Stored items from a collection:
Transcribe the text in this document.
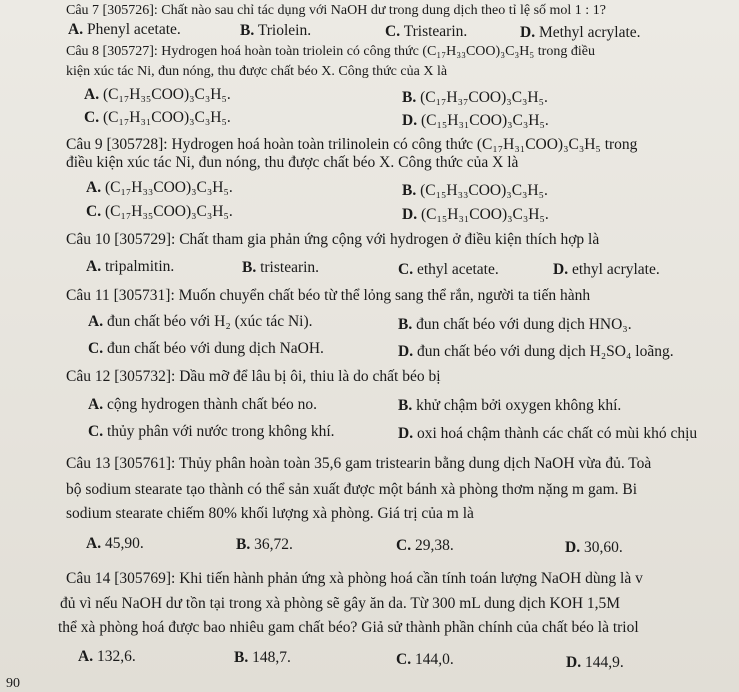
Câu 7 [305726]: Chất nào sau chỉ tác dụng với NaOH dư trong dung dịch theo tỉ lệ số mol 1 : 1?
A. Phenyl acetate.	B. Triolein.	C. Tristearin.	D. Methyl acrylate.
Câu 8 [305727]: Hydrogen hoá hoàn toàn triolein có công thức (C₁₇H₃₃COO)₃C₃H₅ trong điều
kiện xúc tác Ni, đun nóng, thu được chất béo X. Công thức của X là
A. (C₁₇H₃₅COO)₃C₃H₅.	B. (C₁₇H₃₇COO)₃C₃H₅.
C. (C₁₇H₃₁COO)₃C₃H₅.	D. (C₁₅H₃₁COO)₃C₃H₅.
Câu 9 [305728]: Hydrogen hoá hoàn toàn trilinolein có công thức (C₁₇H₃₁COO)₃C₃H₅ trong
điều kiện xúc tác Ni, đun nóng, thu được chất béo X. Công thức của X là
A. (C₁₇H₃₃COO)₃C₃H₅.	B. (C₁₅H₃₃COO)₃C₃H₅.
C. (C₁₇H₃₅COO)₃C₃H₅.	D. (C₁₅H₃₁COO)₃C₃H₅.
Câu 10 [305729]: Chất tham gia phản ứng cộng với hydrogen ở điều kiện thích hợp là
A. tripalmitin.	B. tristearin.	C. ethyl acetate.	D. ethyl acrylate.
Câu 11 [305731]: Muốn chuyển chất béo từ thể lỏng sang thể rắn, người ta tiến hành
A. đun chất béo với H₂ (xúc tác Ni).	B. đun chất béo với dung dịch HNO₃.
C. đun chất béo với dung dịch NaOH.	D. đun chất béo với dung dịch H₂SO₄ loãng.
Câu 12 [305732]: Dầu mỡ để lâu bị ôi, thiu là do chất béo bị
A. cộng hydrogen thành chất béo no.	B. khử chậm bởi oxygen không khí.
C. thủy phân với nước trong không khí.	D. oxi hoá chậm thành các chất có mùi khó chịu
Câu 13 [305761]: Thủy phân hoàn toàn 35,6 gam tristearin bằng dung dịch NaOH vừa đủ. Toà
bộ sodium stearate tạo thành có thể sản xuất được một bánh xà phòng thơm nặng m gam. Bi
sodium stearate chiếm 80% khối lượng xà phòng. Giá trị của m là
A. 45,90.	B. 36,72.	C. 29,38.	D. 30,60.
Câu 14 [305769]: Khi tiến hành phản ứng xà phòng hoá cần tính toán lượng NaOH dùng là v
đủ vì nếu NaOH dư tồn tại trong xà phòng sẽ gây ăn da. Từ 300 mL dung dịch KOH 1,5M
thể xà phòng hoá được bao nhiêu gam chất béo? Giả sử thành phần chính của chất béo là triol
A. 132,6.	B. 148,7.	C. 144,0.	D. 144,9.
90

* **Exercise prompt**: Every record above should come back exactly, but without its pictures.

* **Task result**:
Transcribe the text in this document.
Câu 7 [305726]: Chất nào sau chỉ tác dụng với NaOH dư trong dung dịch theo tỉ lệ số mol 1 : 1?
A. Phenyl acetate.	B. Triolein.	C. Tristearin.	D. Methyl acrylate.
Câu 8 [305727]: Hydrogen hoá hoàn toàn triolein có công thức (C₁₇H₃₃COO)₃C₃H₅ trong điều
kiện xúc tác Ni, đun nóng, thu được chất béo X. Công thức của X là
A. (C₁₇H₃₅COO)₃C₃H₅.	B. (C₁₇H₃₇COO)₃C₃H₅.
C. (C₁₇H₃₁COO)₃C₃H₅.	D. (C₁₅H₃₁COO)₃C₃H₅.
Câu 9 [305728]: Hydrogen hoá hoàn toàn trilinolein có công thức (C₁₇H₃₁COO)₃C₃H₅ trong
điều kiện xúc tác Ni, đun nóng, thu được chất béo X. Công thức của X là
A. (C₁₇H₃₃COO)₃C₃H₅.	B. (C₁₅H₃₃COO)₃C₃H₅.
C. (C₁₇H₃₅COO)₃C₃H₅.	D. (C₁₅H₃₁COO)₃C₃H₅.
Câu 10 [305729]: Chất tham gia phản ứng cộng với hydrogen ở điều kiện thích hợp là
A. tripalmitin.	B. tristearin.	C. ethyl acetate.	D. ethyl acrylate.
Câu 11 [305731]: Muốn chuyển chất béo từ thể lỏng sang thể rắn, người ta tiến hành
A. đun chất béo với H₂ (xúc tác Ni).	B. đun chất béo với dung dịch HNO₃.
C. đun chất béo với dung dịch NaOH.	D. đun chất béo với dung dịch H₂SO₄ loãng.
Câu 12 [305732]: Dầu mỡ để lâu bị ôi, thiu là do chất béo bị
A. cộng hydrogen thành chất béo no.	B. khử chậm bởi oxygen không khí.
C. thủy phân với nước trong không khí.	D. oxi hoá chậm thành các chất có mùi khó chịu
Câu 13 [305761]: Thủy phân hoàn toàn 35,6 gam tristearin bằng dung dịch NaOH vừa đủ. Toà
bộ sodium stearate tạo thành có thể sản xuất được một bánh xà phòng thơm nặng m gam. Bi
sodium stearate chiếm 80% khối lượng xà phòng. Giá trị của m là
A. 45,90.	B. 36,72.	C. 29,38.	D. 30,60.
Câu 14 [305769]: Khi tiến hành phản ứng xà phòng hoá cần tính toán lượng NaOH dùng là v
đủ vì nếu NaOH dư tồn tại trong xà phòng sẽ gây ăn da. Từ 300 mL dung dịch KOH 1,5M
thể xà phòng hoá được bao nhiêu gam chất béo? Giả sử thành phần chính của chất béo là triol
A. 132,6.	B. 148,7.	C. 144,0.	D. 144,9.
90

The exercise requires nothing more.